**What you have to do**
Copy out the listing that follows exactly, dropping every picture.

□ □ □ □

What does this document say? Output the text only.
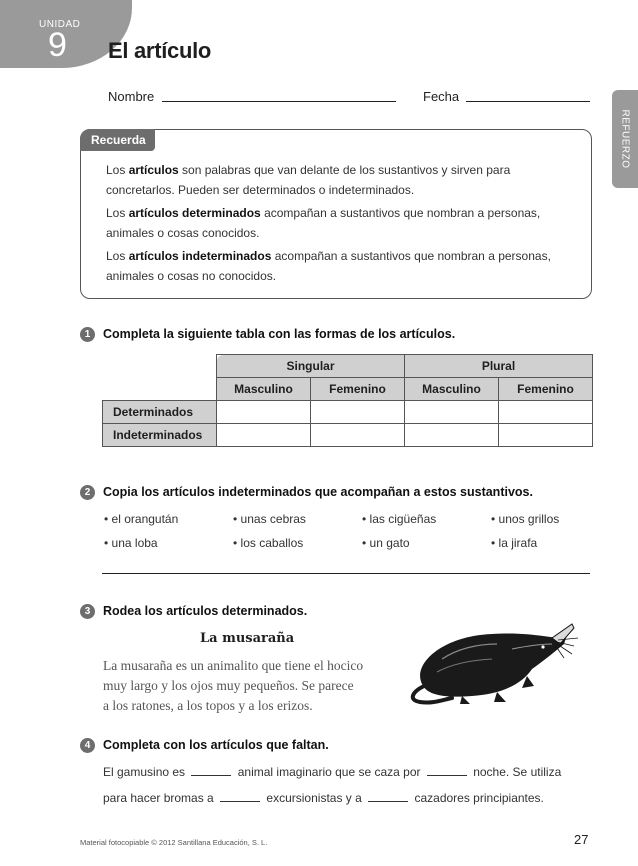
UNIDAD
9 El artículo
Nombre	Fecha
REFUERZO
Recuerda
Los artículos son palabras que van delante de los sustantivos y sirven para concretarlos. Pueden ser determinados o indeterminados.
Los artículos determinados acompañan a sustantivos que nombran a personas, animales o cosas conocidos.
Los artículos indeterminados acompañan a sustantivos que nombran a personas, animales o cosas no conocidos.
1	Completa la siguiente tabla con las formas de los artículos.
	Singular		Plural	
	Masculino	Femenino	Masculino	Femenino
Determinados				
Indeterminados				
2	Copia los artículos indeterminados que acompañan a estos sustantivos.
• el orangután	• unas cebras	• las cigüeñas	• unos grillos
• una loba	• los caballos	• un gato	• la jirafa
3	Rodea los artículos determinados.
La musaraña
La musaraña es un animalito que tiene el hocico
muy largo y los ojos muy pequeños. Se parece
a los ratones, a los topos y a los erizos.
4	Completa con los artículos que faltan.
El gamusino es	animal imaginario que se caza por	noche. Se utiliza
para hacer bromas a	excursionistas y a	cazadores principiantes.
Material fotocopiable © 2012 Santillana Educación, S. L.	27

□ □ □ □

**Exercise response**
What does this document say? Output the text only.
UNIDAD
9 El artículo
Nombre	Fecha
REFUERZO
Recuerda
Los artículos son palabras que van delante de los sustantivos y sirven para concretarlos. Pueden ser determinados o indeterminados.
Los artículos determinados acompañan a sustantivos que nombran a personas, animales o cosas conocidos.
Los artículos indeterminados acompañan a sustantivos que nombran a personas, animales o cosas no conocidos.
1	Completa la siguiente tabla con las formas de los artículos.
	Singular		Plural	
	Masculino	Femenino	Masculino	Femenino
Determinados				
Indeterminados				
2	Copia los artículos indeterminados que acompañan a estos sustantivos.
• el orangután	• unas cebras	• las cigüeñas	• unos grillos
• una loba	• los caballos	• un gato	• la jirafa
3	Rodea los artículos determinados.
La musaraña
La musaraña es un animalito que tiene el hocico
muy largo y los ojos muy pequeños. Se parece
a los ratones, a los topos y a los erizos.
4	Completa con los artículos que faltan.
El gamusino es	animal imaginario que se caza por	noche. Se utiliza
para hacer bromas a	excursionistas y a	cazadores principiantes.
Material fotocopiable © 2012 Santillana Educación, S. L.	27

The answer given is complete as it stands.